RECORDS TO PROCESS
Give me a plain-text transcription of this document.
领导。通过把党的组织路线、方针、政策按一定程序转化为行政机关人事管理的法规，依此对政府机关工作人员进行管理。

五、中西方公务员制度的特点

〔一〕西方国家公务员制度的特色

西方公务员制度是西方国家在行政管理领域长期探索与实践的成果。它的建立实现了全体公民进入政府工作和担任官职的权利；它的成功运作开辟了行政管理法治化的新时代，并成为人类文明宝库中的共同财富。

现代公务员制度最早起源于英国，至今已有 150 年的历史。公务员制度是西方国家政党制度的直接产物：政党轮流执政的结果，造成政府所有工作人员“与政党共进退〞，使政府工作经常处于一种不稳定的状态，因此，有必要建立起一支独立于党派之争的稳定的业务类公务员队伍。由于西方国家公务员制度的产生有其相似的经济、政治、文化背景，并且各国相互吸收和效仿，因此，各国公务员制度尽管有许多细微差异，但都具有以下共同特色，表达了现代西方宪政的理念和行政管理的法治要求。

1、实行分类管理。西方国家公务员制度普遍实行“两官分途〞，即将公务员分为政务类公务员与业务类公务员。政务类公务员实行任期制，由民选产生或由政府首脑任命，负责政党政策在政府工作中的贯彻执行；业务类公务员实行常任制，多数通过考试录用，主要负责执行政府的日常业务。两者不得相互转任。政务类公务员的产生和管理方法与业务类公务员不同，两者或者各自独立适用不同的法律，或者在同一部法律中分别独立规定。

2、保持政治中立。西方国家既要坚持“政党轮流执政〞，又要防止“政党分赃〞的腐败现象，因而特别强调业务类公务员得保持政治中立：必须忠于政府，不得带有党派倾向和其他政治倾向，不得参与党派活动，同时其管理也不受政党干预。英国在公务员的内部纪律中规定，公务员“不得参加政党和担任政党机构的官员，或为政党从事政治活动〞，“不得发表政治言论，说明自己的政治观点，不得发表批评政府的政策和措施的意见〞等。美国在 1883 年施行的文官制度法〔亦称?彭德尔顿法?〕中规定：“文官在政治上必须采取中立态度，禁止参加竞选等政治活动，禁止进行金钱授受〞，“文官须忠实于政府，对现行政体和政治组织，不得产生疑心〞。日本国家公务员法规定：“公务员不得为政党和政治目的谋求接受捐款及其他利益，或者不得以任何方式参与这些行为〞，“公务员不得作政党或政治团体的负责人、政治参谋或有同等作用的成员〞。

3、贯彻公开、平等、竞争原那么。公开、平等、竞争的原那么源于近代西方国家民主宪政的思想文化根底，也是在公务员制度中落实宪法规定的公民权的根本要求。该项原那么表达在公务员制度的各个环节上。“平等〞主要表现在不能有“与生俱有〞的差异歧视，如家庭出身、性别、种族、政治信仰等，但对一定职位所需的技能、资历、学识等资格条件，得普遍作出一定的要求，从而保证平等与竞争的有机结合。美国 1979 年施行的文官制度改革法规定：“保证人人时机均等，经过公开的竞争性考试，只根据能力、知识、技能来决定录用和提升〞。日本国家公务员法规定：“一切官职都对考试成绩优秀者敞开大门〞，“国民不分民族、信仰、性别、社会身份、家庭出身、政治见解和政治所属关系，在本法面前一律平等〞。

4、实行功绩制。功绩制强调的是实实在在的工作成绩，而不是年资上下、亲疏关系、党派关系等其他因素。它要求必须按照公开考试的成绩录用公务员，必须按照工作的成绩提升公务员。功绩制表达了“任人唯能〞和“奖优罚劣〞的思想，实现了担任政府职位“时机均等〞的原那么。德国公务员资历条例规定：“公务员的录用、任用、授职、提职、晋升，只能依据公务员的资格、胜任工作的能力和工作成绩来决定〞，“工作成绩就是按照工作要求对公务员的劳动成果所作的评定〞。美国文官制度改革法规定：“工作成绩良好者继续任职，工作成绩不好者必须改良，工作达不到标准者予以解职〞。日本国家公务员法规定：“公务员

WHAT TO DO
Your task is to repeat each line of the material exactly.

ANSWER TO THE PROBLEM
Give me a plain-text transcription of this document.
领导。通过把党的组织路线、方针、政策按一定程序转化为行政机关人事管理的法规，依此对政府机关工作人员进行管理。

五、中西方公务员制度的特点

〔一〕西方国家公务员制度的特色

西方公务员制度是西方国家在行政管理领域长期探索与实践的成果。它的建立实现了全体公民进入政府工作和担任官职的权利；它的成功运作开辟了行政管理法治化的新时代，并成为人类文明宝库中的共同财富。

现代公务员制度最早起源于英国，至今已有 150 年的历史。公务员制度是西方国家政党制度的直接产物：政党轮流执政的结果，造成政府所有工作人员“与政党共进退〞，使政府工作经常处于一种不稳定的状态，因此，有必要建立起一支独立于党派之争的稳定的业务类公务员队伍。由于西方国家公务员制度的产生有其相似的经济、政治、文化背景，并且各国相互吸收和效仿，因此，各国公务员制度尽管有许多细微差异，但都具有以下共同特色，表达了现代西方宪政的理念和行政管理的法治要求。

1、实行分类管理。西方国家公务员制度普遍实行“两官分途〞，即将公务员分为政务类公务员与业务类公务员。政务类公务员实行任期制，由民选产生或由政府首脑任命，负责政党政策在政府工作中的贯彻执行；业务类公务员实行常任制，多数通过考试录用，主要负责执行政府的日常业务。两者不得相互转任。政务类公务员的产生和管理方法与业务类公务员不同，两者或者各自独立适用不同的法律，或者在同一部法律中分别独立规定。

2、保持政治中立。西方国家既要坚持“政党轮流执政〞，又要防止“政党分赃〞的腐败现象，因而特别强调业务类公务员得保持政治中立：必须忠于政府，不得带有党派倾向和其他政治倾向，不得参与党派活动，同时其管理也不受政党干预。英国在公务员的内部纪律中规定，公务员“不得参加政党和担任政党机构的官员，或为政党从事政治活动〞，“不得发表政治言论，说明自己的政治观点，不得发表批评政府的政策和措施的意见〞等。美国在 1883 年施行的文官制度法〔亦称?彭德尔顿法?〕中规定：“文官在政治上必须采取中立态度，禁止参加竞选等政治活动，禁止进行金钱授受〞，“文官须忠实于政府，对现行政体和政治组织，不得产生疑心〞。日本国家公务员法规定：“公务员不得为政党和政治目的谋求接受捐款及其他利益，或者不得以任何方式参与这些行为〞，“公务员不得作政党或政治团体的负责人、政治参谋或有同等作用的成员〞。

3、贯彻公开、平等、竞争原那么。公开、平等、竞争的原那么源于近代西方国家民主宪政的思想文化根底，也是在公务员制度中落实宪法规定的公民权的根本要求。该项原那么表达在公务员制度的各个环节上。“平等〞主要表现在不能有“与生俱有〞的差异歧视，如家庭出身、性别、种族、政治信仰等，但对一定职位所需的技能、资历、学识等资格条件，得普遍作出一定的要求，从而保证平等与竞争的有机结合。美国 1979 年施行的文官制度改革法规定：“保证人人时机均等，经过公开的竞争性考试，只根据能力、知识、技能来决定录用和提升〞。日本国家公务员法规定：“一切官职都对考试成绩优秀者敞开大门〞，“国民不分民族、信仰、性别、社会身份、家庭出身、政治见解和政治所属关系，在本法面前一律平等〞。

4、实行功绩制。功绩制强调的是实实在在的工作成绩，而不是年资上下、亲疏关系、党派关系等其他因素。它要求必须按照公开考试的成绩录用公务员，必须按照工作的成绩提升公务员。功绩制表达了“任人唯能〞和“奖优罚劣〞的思想，实现了担任政府职位“时机均等〞的原那么。德国公务员资历条例规定：“公务员的录用、任用、授职、提职、晋升，只能依据公务员的资格、胜任工作的能力和工作成绩来决定〞，“工作成绩就是按照工作要求对公务员的劳动成果所作的评定〞。美国文官制度改革法规定：“工作成绩良好者继续任职，工作成绩不好者必须改良，工作达不到标准者予以解职〞。日本国家公务员法规定：“公务员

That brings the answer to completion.